_TEXTO DEL DOCUMENTO_:

__________

En este escenario, la demagogia de la derecha no encuentra contención. Mientras Rajoy en su visita a Ceuta azuza el españolismo y exige medios expeditivos para expulsar a los inmigrantes y a Marruecos medidas más contundentes (quizás echarlos al mar directamente), Acebes en Madrid apela a la intervención de la ONU para garantizar un trato humanitario a los subsaharianos expulsados al desierto por el gobierno marroquí. ¿Qué autoridad política o moral tienen estos individuos para hablar de derechos humanos cuando les falta tiempo para respaldar todas y cada una de las acciones imperialistas del gobierno Bush? ¿Acaso exigen derechos humanos para los trabajadores iraquíes y sus familias o para los miles de palestinos masacrados por gobiernos a los que consideran aliados imprescindibles? ¿Qué hicieron ellos durante ochos años cuando estaban en el gobierno en materia de inmigración, salvo aprobar y ampliar las medidas de represión?

La derecha aprovecha toda la situación creada para lanzar sus mensajes racistas y criminalizadores contra los inmigrantes. No es casualidad que allí donde gobiernan, los medios de comunicación afines hayan lanzado una brutal campaña para vincular sistemáticamente delincuencia con inmigración.

__________

_INFORMACIÓN PROPORCIONADA_:

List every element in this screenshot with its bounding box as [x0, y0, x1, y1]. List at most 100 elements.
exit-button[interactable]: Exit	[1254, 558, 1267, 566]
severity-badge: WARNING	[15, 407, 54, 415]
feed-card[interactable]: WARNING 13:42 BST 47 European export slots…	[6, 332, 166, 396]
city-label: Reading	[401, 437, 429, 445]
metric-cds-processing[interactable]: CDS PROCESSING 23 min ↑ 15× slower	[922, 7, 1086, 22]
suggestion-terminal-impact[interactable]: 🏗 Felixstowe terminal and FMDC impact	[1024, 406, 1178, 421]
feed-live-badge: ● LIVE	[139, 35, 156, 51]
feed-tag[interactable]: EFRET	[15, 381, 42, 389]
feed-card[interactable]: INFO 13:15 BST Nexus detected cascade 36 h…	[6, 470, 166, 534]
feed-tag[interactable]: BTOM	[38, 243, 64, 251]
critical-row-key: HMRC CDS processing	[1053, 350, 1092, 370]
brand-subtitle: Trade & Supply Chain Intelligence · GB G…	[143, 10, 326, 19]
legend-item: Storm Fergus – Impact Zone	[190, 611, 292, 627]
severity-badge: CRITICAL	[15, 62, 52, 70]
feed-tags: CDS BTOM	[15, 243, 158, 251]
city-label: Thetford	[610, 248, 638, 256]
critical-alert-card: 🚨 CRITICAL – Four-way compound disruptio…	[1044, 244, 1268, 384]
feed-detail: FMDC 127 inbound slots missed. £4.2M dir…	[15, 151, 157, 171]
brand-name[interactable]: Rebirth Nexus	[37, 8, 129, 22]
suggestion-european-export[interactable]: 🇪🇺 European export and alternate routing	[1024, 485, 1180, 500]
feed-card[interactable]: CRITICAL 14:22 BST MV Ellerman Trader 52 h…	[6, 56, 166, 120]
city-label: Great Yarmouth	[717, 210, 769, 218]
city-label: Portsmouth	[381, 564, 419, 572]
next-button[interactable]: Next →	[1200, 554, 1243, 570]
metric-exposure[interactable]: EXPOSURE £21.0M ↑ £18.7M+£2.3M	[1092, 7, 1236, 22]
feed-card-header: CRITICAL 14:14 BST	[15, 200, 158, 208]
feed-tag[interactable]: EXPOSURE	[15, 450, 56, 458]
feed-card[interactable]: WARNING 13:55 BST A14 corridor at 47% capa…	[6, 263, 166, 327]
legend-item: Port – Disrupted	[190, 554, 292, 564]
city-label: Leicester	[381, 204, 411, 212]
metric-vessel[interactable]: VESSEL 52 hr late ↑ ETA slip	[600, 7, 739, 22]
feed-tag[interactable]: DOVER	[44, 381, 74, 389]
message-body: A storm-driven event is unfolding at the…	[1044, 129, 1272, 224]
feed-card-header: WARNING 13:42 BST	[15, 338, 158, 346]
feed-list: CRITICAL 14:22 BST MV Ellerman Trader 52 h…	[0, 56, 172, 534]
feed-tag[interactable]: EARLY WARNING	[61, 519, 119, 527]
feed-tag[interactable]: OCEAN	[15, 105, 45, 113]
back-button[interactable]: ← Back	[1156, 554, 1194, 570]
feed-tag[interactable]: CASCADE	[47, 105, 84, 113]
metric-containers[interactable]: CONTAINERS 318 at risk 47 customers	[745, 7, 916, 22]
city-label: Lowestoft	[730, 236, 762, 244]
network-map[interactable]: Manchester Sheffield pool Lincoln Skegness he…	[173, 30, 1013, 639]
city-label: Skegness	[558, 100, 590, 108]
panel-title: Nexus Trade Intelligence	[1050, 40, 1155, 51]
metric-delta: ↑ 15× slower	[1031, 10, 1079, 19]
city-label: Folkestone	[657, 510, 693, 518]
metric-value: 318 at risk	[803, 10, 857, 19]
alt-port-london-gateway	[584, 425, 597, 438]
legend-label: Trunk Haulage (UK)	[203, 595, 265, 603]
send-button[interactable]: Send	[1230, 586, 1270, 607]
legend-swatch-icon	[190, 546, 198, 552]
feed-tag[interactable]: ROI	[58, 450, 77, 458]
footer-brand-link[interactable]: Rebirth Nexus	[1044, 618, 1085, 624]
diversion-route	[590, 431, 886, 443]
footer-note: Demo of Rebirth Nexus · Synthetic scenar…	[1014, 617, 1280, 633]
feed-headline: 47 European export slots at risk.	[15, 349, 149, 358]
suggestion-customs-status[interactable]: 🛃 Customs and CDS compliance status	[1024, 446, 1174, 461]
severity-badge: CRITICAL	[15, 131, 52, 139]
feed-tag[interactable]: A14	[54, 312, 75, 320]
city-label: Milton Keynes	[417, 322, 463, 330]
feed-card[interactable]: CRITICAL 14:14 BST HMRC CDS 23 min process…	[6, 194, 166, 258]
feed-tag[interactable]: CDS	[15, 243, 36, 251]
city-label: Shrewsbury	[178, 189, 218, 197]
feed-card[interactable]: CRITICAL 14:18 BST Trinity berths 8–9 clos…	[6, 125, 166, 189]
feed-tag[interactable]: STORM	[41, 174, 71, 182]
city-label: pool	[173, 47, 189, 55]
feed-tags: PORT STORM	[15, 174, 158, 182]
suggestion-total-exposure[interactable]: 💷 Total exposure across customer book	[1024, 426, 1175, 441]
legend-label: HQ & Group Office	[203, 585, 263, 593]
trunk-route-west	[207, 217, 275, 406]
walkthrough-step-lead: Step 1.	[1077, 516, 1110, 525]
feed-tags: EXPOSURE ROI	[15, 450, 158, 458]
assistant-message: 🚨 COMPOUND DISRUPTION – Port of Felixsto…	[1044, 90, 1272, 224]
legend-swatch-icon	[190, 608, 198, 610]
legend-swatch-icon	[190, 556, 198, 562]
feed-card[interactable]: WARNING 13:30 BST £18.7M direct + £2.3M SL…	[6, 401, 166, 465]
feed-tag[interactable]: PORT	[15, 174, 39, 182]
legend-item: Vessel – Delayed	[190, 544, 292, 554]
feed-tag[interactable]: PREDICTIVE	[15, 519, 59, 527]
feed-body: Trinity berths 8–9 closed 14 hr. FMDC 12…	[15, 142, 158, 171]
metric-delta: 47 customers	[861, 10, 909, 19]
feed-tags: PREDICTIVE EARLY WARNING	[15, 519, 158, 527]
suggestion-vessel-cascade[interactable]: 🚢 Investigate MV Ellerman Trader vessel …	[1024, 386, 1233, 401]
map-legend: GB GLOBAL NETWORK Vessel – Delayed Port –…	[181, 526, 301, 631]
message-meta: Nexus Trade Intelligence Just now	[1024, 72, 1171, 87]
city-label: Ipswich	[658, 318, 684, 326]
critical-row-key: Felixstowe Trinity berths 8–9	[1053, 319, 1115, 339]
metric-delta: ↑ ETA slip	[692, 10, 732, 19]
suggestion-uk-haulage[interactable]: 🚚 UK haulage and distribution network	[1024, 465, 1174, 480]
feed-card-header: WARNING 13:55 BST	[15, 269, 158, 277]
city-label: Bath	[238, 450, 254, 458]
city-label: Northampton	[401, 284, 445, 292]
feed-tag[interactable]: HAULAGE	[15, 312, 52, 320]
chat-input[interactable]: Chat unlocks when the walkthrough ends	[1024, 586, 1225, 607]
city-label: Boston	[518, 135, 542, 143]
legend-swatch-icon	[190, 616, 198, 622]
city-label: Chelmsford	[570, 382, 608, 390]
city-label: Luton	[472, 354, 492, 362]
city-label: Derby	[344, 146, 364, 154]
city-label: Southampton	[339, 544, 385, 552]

__________

_COMPLETA LO SIGUIENTE_:
#1 Transcribe del texto sobre inmigración el fragmento que comienza en las palabras "La derecha aprovecha" y termina tras las palabras "delincuencia con inmigración.".
#2 Enumera todos los apellidos de personas que aparecen en el texto sobre inmigración.
#3 Responde según el texto sobre inmigración:
(a) ¿Qué ciudad visitaba Rajoy?
(b) ¿A qué organismo apela Acebes?
(c) ¿Con qué vinculan la inmigración los medios de comunicación afines?
Los registros vienen de una fuente distinta.

_RESPUESTAS DE ACTIVIDADES_:
#1
La derecha aprovecha toda la situación creada para lanzar sus mensajes racistas y criminalizadores contra los inmigrantes. No es casualidad que allí donde gobiernan, los medios de comunicación afines hayan lanzado una brutal campaña para vincular sistemáticamente delincuencia con inmigración.

#2 Rajoy, Acebes, Bush

#3
(a) Ceuta.
(b) A la ONU.
(c) Con la delincuencia.